◆ **WHAT TO DO**: Draw out every line with the word "does" from the listing below.

◆ **PROVIDED ENTRIES**:
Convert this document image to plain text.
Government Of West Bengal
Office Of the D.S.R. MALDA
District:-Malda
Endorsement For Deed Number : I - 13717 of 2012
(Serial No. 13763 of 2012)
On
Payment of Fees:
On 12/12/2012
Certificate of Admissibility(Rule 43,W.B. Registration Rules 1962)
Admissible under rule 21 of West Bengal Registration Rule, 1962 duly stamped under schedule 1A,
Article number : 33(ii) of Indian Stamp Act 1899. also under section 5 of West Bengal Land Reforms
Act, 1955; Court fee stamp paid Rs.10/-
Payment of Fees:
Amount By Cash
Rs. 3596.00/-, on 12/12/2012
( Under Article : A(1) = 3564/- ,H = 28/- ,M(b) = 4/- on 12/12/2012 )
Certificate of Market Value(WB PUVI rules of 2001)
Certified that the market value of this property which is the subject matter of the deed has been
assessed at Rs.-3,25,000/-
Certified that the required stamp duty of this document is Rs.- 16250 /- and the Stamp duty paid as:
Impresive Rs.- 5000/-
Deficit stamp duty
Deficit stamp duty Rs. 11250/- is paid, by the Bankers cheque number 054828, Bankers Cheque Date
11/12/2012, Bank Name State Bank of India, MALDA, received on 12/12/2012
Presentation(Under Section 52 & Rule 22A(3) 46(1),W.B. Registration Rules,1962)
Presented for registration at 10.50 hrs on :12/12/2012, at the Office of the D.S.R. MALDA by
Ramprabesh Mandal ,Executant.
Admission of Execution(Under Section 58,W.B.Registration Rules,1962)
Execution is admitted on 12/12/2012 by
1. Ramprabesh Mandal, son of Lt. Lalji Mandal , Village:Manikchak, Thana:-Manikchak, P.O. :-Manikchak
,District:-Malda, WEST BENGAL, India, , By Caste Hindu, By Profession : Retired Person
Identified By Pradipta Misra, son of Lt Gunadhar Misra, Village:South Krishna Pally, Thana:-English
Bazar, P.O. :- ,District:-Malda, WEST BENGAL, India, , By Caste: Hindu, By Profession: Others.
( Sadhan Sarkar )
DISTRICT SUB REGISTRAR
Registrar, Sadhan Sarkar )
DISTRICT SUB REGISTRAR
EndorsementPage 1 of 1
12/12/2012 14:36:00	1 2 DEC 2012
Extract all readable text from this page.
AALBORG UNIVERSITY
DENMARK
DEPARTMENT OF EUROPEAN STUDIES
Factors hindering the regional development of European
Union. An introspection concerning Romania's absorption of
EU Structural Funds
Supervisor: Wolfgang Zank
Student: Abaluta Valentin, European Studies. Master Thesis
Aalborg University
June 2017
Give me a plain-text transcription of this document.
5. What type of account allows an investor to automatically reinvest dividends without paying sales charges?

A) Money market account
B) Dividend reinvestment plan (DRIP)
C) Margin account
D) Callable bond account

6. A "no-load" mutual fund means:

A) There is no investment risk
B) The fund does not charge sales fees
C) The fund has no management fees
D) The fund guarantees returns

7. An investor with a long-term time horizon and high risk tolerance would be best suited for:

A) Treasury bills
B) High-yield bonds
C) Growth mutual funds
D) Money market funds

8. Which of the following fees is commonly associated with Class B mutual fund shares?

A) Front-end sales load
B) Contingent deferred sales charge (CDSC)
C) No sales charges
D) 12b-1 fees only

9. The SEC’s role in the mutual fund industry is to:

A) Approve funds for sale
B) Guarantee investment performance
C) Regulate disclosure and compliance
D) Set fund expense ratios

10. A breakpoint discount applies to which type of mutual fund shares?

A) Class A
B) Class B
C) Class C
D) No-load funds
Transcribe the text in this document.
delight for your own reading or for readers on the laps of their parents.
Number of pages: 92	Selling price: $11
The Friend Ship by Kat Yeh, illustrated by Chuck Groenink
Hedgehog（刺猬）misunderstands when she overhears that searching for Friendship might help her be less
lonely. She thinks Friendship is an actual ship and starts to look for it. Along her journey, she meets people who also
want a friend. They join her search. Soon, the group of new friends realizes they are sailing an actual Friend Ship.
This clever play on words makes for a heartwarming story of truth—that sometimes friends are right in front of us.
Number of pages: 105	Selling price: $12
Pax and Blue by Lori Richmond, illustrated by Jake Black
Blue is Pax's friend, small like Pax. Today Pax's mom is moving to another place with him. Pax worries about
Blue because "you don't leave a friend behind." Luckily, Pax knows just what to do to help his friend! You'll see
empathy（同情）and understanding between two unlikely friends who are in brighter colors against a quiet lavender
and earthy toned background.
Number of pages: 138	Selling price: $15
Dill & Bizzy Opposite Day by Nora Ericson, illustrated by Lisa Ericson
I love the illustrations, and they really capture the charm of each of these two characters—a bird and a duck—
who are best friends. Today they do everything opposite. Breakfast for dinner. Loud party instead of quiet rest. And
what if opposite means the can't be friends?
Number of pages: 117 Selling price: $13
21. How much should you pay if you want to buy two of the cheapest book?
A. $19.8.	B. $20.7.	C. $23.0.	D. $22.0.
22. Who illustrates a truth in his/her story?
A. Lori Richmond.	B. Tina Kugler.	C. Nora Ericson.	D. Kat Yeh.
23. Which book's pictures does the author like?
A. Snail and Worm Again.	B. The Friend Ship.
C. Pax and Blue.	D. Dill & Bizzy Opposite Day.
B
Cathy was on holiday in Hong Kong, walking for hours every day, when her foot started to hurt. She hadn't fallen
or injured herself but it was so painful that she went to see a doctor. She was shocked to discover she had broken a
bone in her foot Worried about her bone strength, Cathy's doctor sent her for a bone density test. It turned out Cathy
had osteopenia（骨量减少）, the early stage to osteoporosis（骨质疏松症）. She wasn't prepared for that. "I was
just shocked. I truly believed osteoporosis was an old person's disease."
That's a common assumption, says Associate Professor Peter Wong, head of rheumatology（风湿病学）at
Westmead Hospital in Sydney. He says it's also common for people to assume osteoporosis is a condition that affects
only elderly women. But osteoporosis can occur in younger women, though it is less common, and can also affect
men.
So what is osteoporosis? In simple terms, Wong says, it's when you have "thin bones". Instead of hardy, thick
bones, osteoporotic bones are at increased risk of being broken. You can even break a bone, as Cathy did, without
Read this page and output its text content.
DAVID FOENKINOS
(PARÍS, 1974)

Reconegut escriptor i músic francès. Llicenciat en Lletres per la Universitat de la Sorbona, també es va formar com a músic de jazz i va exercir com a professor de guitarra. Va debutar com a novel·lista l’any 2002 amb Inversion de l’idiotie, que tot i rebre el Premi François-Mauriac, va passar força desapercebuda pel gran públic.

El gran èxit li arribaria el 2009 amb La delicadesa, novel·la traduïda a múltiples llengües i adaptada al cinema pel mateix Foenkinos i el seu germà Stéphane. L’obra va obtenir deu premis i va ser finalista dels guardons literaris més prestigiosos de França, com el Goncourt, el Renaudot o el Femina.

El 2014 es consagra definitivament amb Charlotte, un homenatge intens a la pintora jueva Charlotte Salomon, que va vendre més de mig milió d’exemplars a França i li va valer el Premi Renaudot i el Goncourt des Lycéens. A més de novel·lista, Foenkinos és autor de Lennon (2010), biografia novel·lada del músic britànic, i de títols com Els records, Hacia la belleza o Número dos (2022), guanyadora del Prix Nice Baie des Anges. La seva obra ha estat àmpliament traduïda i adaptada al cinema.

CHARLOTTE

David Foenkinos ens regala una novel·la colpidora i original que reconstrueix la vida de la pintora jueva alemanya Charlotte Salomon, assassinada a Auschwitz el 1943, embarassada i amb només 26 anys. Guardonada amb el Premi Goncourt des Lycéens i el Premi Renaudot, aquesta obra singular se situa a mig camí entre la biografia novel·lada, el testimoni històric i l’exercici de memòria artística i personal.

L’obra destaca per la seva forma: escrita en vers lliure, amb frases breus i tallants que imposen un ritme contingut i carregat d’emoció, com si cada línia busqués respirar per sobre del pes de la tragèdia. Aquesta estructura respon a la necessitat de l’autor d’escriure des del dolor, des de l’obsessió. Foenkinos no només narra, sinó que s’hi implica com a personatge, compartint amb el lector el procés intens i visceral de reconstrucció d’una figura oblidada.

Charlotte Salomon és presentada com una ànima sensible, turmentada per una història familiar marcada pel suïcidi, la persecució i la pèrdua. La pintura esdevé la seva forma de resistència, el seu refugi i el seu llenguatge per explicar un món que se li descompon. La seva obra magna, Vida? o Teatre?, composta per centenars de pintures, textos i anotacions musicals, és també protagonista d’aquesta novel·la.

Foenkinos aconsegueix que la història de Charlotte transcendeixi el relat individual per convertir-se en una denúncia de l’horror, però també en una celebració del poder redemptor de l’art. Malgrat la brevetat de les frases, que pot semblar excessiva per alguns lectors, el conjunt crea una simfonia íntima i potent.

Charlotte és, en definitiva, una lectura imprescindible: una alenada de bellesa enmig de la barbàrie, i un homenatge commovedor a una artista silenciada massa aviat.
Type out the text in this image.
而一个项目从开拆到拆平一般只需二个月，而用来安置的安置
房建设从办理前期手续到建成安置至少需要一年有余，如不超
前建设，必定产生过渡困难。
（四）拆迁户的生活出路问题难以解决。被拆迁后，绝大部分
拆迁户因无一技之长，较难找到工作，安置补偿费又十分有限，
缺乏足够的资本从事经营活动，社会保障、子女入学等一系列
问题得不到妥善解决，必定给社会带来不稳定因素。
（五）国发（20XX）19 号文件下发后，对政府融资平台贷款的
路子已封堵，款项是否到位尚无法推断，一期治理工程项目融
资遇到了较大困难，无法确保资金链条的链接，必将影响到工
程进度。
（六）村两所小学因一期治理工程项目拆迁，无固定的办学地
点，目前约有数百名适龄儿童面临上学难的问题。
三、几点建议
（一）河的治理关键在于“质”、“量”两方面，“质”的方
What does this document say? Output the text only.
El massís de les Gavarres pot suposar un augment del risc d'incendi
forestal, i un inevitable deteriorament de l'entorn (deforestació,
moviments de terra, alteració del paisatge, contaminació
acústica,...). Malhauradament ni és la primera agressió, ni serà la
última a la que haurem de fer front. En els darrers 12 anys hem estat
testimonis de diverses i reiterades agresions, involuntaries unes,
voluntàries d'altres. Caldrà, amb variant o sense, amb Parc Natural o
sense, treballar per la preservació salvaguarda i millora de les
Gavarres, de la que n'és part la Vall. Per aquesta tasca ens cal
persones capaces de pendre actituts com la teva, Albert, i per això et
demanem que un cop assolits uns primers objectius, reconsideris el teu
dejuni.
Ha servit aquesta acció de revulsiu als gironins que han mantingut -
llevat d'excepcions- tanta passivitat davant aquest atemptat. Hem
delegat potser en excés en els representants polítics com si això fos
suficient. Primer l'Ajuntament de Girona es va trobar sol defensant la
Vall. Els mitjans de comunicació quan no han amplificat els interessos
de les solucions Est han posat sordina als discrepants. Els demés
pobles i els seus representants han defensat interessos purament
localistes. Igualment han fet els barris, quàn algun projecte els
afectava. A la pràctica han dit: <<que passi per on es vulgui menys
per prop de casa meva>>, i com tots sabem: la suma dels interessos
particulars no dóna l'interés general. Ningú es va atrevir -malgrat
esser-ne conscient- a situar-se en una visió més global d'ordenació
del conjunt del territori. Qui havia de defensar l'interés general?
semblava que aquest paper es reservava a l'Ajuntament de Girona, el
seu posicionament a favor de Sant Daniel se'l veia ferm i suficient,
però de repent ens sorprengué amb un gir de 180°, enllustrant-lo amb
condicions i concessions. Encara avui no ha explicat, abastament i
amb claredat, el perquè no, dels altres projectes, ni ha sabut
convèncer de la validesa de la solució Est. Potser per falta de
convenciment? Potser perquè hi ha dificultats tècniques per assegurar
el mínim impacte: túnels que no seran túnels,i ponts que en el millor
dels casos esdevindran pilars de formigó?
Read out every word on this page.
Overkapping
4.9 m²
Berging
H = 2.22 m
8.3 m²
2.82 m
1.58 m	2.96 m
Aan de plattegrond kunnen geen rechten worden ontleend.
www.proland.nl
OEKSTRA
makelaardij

◆ **COMPLETED EXERCISE**:
B) The fund does not charge sales fees
23. Which book's pictures does the author like?
What does this document say? Output the text only.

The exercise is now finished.